--- START RECORDS FOR THIS EXERCISE ---

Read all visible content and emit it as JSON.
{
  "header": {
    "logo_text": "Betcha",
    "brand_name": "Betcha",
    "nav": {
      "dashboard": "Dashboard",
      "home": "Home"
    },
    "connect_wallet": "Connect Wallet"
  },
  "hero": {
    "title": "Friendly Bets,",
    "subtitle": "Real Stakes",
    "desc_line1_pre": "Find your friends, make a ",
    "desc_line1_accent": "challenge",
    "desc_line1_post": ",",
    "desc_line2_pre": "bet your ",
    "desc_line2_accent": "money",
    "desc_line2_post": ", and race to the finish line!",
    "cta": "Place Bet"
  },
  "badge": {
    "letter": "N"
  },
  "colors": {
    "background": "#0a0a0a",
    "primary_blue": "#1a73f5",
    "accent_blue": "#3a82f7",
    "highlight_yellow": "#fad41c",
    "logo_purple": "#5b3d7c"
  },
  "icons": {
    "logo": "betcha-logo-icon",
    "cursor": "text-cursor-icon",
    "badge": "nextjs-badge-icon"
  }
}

--- END RECORDS FOR THIS EXERCISE ---

▶ **TASK TO COMPLETE**
Copy the data above in full, character for character.

▶ **RESPONSE TO THE EXERCISE**
Read all visible content and emit it as JSON.
{
  "header": {
    "logo_text": "Betcha",
    "brand_name": "Betcha",
    "nav": {
      "dashboard": "Dashboard",
      "home": "Home"
    },
    "connect_wallet": "Connect Wallet"
  },
  "hero": {
    "title": "Friendly Bets,",
    "subtitle": "Real Stakes",
    "desc_line1_pre": "Find your friends, make a ",
    "desc_line1_accent": "challenge",
    "desc_line1_post": ",",
    "desc_line2_pre": "bet your ",
    "desc_line2_accent": "money",
    "desc_line2_post": ", and race to the finish line!",
    "cta": "Place Bet"
  },
  "badge": {
    "letter": "N"
  },
  "colors": {
    "background": "#0a0a0a",
    "primary_blue": "#1a73f5",
    "accent_blue": "#3a82f7",
    "highlight_yellow": "#fad41c",
    "logo_purple": "#5b3d7c"
  },
  "icons": {
    "logo": "betcha-logo-icon",
    "cursor": "text-cursor-icon",
    "badge": "nextjs-badge-icon"
  }
}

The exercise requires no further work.